## Task
Send back all the data below, exactly as given.

(Extracted data entries)
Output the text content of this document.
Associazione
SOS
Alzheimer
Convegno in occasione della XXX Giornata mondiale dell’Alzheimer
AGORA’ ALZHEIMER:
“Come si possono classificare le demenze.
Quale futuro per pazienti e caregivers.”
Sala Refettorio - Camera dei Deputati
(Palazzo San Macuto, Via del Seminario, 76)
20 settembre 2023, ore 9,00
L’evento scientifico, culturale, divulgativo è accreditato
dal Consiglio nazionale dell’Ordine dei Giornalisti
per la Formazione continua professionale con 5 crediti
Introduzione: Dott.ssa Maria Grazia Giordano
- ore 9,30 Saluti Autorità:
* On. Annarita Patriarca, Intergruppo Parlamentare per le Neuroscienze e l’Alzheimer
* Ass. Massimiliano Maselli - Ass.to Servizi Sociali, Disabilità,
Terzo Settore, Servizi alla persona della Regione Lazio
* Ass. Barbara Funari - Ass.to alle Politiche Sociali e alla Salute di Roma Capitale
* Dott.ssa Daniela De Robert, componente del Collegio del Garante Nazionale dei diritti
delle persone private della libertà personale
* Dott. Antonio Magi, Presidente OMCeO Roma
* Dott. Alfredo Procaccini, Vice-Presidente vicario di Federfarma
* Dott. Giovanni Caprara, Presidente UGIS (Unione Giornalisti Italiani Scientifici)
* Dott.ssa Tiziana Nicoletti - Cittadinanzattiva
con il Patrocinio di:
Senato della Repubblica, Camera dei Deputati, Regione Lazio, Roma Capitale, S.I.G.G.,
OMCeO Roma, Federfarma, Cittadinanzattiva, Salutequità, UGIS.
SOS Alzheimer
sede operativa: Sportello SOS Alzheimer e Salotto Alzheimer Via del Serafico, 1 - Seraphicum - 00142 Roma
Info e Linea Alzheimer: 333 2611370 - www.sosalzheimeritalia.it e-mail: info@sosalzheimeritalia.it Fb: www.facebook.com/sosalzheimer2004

## Task output
Output the text content of this document.
Associazione
SOS
Alzheimer
Convegno in occasione della XXX Giornata mondiale dell’Alzheimer
AGORA’ ALZHEIMER:
“Come si possono classificare le demenze.
Quale futuro per pazienti e caregivers.”
Sala Refettorio - Camera dei Deputati
(Palazzo San Macuto, Via del Seminario, 76)
20 settembre 2023, ore 9,00
L’evento scientifico, culturale, divulgativo è accreditato
dal Consiglio nazionale dell’Ordine dei Giornalisti
per la Formazione continua professionale con 5 crediti
Introduzione: Dott.ssa Maria Grazia Giordano
- ore 9,30 Saluti Autorità:
* On. Annarita Patriarca, Intergruppo Parlamentare per le Neuroscienze e l’Alzheimer
* Ass. Massimiliano Maselli - Ass.to Servizi Sociali, Disabilità,
Terzo Settore, Servizi alla persona della Regione Lazio
* Ass. Barbara Funari - Ass.to alle Politiche Sociali e alla Salute di Roma Capitale
* Dott.ssa Daniela De Robert, componente del Collegio del Garante Nazionale dei diritti
delle persone private della libertà personale
* Dott. Antonio Magi, Presidente OMCeO Roma
* Dott. Alfredo Procaccini, Vice-Presidente vicario di Federfarma
* Dott. Giovanni Caprara, Presidente UGIS (Unione Giornalisti Italiani Scientifici)
* Dott.ssa Tiziana Nicoletti - Cittadinanzattiva
con il Patrocinio di:
Senato della Repubblica, Camera dei Deputati, Regione Lazio, Roma Capitale, S.I.G.G.,
OMCeO Roma, Federfarma, Cittadinanzattiva, Salutequità, UGIS.
SOS Alzheimer
sede operativa: Sportello SOS Alzheimer e Salotto Alzheimer Via del Serafico, 1 - Seraphicum - 00142 Roma
Info e Linea Alzheimer: 333 2611370 - www.sosalzheimeritalia.it e-mail: info@sosalzheimeritalia.it Fb: www.facebook.com/sosalzheimer2004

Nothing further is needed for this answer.